From the listing below, pick out each line with the word "Volume".

########################################

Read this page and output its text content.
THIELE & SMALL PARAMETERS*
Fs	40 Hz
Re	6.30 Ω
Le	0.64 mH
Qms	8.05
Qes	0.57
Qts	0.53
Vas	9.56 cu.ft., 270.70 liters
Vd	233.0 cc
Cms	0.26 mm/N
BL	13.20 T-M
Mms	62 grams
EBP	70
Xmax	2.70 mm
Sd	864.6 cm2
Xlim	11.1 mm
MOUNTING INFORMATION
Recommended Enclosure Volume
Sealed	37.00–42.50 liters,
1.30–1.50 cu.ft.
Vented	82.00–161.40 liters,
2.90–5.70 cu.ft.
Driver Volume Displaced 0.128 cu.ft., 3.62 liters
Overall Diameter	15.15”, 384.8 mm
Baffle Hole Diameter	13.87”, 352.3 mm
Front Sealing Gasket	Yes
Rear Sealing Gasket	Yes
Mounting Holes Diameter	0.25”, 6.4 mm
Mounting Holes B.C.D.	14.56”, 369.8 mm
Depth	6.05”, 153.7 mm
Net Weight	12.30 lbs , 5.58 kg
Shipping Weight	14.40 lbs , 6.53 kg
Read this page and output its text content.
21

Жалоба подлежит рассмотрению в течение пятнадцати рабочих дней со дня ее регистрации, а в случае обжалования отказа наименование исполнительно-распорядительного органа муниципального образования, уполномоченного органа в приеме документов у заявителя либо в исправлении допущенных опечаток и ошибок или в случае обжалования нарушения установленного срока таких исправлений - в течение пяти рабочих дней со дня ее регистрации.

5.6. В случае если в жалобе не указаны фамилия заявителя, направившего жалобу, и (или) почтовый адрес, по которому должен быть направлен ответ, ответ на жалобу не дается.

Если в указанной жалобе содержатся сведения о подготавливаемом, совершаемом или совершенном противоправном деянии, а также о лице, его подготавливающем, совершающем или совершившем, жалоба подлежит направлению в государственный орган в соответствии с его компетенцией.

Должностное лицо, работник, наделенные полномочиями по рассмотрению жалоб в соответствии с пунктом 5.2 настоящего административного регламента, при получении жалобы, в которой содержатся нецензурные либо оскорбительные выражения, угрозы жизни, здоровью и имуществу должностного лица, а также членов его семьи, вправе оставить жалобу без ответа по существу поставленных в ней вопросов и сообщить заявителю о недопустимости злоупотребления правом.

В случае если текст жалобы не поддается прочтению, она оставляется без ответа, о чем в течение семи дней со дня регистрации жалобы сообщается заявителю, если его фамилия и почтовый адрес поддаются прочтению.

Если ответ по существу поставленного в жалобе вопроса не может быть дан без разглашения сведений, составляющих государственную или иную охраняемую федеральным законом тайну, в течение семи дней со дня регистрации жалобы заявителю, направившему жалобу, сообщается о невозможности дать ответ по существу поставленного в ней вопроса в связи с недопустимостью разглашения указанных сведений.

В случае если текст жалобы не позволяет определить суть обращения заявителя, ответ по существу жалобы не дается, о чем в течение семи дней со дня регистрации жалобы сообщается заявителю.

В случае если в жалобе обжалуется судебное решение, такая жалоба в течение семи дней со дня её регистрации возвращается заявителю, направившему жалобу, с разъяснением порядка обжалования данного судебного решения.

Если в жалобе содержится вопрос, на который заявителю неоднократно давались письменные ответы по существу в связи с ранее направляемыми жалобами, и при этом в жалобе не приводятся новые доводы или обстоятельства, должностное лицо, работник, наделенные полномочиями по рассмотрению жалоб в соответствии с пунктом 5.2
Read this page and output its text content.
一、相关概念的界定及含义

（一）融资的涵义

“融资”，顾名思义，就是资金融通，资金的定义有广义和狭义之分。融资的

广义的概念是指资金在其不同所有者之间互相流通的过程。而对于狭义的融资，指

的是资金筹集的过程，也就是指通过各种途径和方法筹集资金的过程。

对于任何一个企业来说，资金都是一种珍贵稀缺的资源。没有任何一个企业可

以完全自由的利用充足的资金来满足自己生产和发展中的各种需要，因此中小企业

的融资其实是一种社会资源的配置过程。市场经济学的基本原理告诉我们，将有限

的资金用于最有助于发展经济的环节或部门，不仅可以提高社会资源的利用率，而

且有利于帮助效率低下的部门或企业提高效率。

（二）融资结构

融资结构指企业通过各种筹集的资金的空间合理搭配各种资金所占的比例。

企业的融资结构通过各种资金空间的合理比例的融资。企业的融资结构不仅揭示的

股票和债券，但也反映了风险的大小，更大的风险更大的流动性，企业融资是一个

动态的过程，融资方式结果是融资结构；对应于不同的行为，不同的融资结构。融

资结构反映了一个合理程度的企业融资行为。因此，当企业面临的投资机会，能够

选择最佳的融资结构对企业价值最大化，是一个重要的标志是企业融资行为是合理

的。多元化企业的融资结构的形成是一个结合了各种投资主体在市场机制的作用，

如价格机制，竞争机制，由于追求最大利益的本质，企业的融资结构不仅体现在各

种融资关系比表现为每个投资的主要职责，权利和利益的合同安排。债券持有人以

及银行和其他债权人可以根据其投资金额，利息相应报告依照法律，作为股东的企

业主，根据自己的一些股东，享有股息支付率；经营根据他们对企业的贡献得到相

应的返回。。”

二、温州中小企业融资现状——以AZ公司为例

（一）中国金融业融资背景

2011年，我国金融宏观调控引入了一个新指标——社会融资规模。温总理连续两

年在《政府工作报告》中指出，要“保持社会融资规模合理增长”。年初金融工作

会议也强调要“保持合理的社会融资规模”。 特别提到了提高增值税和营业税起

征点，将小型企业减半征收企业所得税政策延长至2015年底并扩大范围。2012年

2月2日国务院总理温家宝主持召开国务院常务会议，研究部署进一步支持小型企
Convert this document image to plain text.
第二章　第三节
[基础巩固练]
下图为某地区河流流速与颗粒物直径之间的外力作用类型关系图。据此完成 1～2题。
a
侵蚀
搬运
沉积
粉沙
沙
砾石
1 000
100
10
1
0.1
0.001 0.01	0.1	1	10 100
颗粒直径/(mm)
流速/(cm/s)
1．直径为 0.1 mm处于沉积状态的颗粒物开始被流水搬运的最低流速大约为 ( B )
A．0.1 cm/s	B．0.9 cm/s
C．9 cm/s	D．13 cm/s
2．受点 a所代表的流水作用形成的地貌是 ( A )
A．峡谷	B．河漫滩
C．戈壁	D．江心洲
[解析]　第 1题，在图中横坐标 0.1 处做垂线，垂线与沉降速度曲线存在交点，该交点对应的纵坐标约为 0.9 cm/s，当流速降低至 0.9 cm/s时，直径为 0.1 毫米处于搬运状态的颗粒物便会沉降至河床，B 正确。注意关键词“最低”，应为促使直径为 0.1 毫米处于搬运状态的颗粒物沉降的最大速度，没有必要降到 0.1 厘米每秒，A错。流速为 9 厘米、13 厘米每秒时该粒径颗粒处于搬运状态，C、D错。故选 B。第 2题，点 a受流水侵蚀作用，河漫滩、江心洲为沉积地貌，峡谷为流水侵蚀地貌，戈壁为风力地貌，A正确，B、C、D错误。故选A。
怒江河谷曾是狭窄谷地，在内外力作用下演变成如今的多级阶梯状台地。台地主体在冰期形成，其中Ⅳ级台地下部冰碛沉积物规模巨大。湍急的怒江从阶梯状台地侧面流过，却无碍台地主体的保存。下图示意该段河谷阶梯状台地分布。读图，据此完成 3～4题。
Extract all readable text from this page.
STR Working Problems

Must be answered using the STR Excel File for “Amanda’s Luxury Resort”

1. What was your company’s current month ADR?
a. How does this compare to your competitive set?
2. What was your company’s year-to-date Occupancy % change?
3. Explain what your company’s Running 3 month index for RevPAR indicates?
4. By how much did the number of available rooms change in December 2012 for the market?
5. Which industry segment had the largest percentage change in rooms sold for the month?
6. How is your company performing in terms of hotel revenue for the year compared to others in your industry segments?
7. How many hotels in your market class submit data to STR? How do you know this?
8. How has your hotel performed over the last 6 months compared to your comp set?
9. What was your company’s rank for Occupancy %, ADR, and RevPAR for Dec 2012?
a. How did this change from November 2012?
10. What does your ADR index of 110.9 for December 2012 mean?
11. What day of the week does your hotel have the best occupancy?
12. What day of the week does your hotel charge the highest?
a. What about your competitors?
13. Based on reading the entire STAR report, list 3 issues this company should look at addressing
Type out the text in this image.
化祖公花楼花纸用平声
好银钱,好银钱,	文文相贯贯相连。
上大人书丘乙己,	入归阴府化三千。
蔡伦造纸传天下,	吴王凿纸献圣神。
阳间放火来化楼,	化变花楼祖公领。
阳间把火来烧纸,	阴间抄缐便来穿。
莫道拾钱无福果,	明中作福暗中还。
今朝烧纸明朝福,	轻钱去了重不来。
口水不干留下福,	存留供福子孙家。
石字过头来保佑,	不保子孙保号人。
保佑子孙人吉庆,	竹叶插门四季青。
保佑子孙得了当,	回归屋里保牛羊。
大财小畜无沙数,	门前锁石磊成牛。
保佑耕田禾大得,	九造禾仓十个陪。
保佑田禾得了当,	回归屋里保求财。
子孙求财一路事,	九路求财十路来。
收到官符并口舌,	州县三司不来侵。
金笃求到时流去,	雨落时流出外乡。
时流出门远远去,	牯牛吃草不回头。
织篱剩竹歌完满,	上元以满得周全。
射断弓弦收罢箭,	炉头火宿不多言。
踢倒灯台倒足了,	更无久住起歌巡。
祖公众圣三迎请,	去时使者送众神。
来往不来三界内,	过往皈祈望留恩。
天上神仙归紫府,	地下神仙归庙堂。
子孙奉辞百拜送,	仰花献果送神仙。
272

########################################

(Solved exercise)
Recommended Enclosure Volume
Driver Volume Displaced 0.128 cu.ft., 3.62 liters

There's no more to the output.